--- START OF PROVIDED DATA ---

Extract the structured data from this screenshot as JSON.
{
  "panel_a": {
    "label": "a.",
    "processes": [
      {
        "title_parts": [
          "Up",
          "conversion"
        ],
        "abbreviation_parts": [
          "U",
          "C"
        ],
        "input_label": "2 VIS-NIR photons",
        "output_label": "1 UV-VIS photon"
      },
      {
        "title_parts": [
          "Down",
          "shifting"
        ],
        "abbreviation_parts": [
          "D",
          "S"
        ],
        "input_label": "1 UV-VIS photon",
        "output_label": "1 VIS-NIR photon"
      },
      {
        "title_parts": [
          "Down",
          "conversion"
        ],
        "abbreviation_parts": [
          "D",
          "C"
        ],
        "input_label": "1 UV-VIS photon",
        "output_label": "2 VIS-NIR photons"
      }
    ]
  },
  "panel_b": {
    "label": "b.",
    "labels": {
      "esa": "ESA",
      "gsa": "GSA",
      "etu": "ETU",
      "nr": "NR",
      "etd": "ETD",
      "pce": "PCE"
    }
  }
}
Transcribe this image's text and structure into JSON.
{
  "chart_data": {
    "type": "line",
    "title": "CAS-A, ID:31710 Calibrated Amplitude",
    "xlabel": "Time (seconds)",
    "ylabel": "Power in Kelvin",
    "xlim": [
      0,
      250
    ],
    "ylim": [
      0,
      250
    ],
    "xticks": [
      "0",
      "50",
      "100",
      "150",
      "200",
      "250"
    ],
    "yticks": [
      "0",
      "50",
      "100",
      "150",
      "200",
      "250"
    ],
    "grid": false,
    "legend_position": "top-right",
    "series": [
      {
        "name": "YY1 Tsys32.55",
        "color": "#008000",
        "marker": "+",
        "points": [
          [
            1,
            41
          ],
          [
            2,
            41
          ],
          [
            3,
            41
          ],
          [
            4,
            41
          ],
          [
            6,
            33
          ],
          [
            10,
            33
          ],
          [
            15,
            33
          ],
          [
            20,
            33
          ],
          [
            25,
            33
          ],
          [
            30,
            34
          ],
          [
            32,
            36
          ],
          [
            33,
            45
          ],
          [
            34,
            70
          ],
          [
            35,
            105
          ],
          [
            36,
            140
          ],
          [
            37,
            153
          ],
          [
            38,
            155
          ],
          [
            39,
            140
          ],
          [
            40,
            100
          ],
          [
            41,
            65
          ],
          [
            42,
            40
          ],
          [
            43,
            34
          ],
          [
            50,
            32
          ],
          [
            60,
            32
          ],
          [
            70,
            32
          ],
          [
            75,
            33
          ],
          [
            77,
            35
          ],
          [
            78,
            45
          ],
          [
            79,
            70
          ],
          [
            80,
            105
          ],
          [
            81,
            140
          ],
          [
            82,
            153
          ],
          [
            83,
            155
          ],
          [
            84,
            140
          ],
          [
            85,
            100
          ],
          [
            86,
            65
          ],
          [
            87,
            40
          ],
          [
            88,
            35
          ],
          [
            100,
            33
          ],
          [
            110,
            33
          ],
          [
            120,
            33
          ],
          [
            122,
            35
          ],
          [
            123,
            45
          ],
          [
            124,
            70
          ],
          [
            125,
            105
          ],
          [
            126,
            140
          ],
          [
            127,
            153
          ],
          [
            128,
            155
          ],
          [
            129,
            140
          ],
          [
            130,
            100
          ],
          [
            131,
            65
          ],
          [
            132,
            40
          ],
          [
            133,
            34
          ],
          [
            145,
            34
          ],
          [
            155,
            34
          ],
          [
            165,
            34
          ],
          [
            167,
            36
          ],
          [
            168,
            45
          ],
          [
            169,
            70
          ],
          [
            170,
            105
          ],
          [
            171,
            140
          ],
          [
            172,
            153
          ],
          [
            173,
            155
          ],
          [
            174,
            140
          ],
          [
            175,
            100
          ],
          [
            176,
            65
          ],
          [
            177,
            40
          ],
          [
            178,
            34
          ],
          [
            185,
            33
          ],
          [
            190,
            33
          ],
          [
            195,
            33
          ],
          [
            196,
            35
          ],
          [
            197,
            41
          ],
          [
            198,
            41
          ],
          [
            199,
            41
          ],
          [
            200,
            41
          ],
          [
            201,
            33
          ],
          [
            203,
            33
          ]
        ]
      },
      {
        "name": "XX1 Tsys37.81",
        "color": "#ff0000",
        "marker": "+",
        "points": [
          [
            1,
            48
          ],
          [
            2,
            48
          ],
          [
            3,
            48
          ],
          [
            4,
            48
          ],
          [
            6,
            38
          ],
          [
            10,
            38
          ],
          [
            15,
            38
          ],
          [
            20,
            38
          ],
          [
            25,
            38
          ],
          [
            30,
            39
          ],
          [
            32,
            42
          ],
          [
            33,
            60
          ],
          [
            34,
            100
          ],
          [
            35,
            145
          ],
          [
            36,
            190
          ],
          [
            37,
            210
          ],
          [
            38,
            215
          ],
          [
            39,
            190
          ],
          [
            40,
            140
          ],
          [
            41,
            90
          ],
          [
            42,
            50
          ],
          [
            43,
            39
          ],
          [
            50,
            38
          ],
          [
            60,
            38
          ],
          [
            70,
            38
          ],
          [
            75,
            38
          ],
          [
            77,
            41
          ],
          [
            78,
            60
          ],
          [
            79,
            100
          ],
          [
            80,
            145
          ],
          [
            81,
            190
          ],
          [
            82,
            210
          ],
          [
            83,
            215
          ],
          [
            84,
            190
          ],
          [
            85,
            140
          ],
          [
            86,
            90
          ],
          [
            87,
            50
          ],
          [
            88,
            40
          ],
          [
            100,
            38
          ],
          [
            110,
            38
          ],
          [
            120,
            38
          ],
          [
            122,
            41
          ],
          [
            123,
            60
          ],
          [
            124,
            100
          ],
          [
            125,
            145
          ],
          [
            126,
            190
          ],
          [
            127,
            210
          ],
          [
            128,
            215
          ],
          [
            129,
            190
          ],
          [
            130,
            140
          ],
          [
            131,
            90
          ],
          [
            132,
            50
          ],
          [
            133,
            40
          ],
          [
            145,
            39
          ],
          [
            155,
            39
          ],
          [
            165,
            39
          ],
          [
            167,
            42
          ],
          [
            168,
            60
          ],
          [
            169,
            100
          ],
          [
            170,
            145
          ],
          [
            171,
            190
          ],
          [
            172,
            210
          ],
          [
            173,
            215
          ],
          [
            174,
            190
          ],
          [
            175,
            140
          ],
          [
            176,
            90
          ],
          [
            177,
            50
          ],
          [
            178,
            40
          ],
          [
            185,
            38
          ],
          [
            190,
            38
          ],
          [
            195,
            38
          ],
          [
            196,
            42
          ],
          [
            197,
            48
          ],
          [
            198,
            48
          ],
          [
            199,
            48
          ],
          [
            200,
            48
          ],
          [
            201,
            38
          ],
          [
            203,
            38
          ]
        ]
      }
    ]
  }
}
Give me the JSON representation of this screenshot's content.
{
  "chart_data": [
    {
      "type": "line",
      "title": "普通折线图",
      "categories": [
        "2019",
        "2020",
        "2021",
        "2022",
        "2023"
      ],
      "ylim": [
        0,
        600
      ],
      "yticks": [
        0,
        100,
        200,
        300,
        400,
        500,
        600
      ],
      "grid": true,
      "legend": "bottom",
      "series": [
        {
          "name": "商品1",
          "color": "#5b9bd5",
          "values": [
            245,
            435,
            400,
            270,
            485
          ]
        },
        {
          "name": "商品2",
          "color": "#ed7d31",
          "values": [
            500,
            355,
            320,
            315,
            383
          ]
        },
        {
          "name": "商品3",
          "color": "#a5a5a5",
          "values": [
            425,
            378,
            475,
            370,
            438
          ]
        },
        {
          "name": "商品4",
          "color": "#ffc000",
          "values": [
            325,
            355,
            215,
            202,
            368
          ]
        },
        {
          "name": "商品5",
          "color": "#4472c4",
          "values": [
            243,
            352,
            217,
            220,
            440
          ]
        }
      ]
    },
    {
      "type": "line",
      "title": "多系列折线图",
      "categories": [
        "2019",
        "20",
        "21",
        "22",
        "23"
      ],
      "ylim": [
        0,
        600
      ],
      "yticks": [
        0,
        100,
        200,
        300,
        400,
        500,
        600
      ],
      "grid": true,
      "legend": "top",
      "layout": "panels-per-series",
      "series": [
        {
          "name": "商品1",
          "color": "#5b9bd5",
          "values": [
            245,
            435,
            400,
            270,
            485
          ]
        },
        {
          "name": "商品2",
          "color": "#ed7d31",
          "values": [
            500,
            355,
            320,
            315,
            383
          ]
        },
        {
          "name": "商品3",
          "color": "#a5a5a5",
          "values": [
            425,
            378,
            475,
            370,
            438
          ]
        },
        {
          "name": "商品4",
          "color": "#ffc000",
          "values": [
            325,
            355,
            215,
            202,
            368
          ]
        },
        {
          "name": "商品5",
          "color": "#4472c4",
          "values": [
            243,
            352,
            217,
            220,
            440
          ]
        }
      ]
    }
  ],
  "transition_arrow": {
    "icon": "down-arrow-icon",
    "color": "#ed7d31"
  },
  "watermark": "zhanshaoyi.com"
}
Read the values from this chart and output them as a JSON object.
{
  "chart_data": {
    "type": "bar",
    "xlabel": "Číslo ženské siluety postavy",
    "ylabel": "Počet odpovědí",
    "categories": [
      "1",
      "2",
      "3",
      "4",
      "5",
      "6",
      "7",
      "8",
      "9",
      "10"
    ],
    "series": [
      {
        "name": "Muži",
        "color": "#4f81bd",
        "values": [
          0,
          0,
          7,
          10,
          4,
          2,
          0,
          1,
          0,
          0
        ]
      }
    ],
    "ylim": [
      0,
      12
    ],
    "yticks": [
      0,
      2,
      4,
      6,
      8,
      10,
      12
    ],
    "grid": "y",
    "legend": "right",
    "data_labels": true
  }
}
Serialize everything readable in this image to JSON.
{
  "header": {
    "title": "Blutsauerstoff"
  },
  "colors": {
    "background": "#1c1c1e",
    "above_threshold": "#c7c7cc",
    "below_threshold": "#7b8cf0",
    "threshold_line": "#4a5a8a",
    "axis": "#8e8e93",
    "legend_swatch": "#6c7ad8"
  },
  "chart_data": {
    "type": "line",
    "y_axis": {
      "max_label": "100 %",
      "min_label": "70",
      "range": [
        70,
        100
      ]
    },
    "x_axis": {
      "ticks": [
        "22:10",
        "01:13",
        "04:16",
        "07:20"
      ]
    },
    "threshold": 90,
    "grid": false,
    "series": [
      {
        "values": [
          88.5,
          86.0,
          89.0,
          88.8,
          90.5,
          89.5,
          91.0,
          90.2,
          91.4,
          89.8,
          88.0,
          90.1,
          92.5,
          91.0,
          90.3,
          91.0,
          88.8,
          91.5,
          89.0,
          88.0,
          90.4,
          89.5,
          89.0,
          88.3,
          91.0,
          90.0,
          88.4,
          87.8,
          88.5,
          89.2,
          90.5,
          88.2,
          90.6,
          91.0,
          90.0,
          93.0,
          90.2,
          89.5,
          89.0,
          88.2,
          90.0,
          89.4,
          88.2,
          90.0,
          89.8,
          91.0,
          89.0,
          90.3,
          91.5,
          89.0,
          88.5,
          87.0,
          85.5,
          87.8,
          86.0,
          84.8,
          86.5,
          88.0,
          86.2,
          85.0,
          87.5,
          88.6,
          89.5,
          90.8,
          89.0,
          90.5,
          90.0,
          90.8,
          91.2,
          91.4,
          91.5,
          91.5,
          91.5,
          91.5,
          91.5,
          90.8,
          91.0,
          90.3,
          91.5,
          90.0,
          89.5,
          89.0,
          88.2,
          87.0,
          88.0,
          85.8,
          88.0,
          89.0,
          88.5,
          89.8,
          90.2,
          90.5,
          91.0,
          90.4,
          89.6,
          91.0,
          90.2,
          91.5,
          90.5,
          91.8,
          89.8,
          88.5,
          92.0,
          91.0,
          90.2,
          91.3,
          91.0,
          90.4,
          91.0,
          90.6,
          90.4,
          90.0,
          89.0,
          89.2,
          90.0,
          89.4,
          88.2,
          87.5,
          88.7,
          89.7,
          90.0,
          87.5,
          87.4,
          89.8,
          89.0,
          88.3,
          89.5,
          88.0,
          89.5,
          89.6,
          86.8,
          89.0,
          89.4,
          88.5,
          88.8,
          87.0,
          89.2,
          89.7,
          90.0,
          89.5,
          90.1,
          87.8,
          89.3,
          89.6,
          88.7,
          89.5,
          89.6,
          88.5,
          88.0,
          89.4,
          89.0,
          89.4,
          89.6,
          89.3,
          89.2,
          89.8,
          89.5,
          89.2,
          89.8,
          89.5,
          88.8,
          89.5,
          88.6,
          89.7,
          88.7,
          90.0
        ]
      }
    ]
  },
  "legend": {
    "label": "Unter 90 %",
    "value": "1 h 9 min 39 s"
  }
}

--- END OF PROVIDED DATA ---

> **INSTRUCTIONS FOR THE TASK**
Select from the material above each line in which the string "screenshot" appears, and list those lines.

> **RESULT OF THIS TASK**
Extract the structured data from this screenshot as JSON.
Give me the JSON representation of this screenshot's content.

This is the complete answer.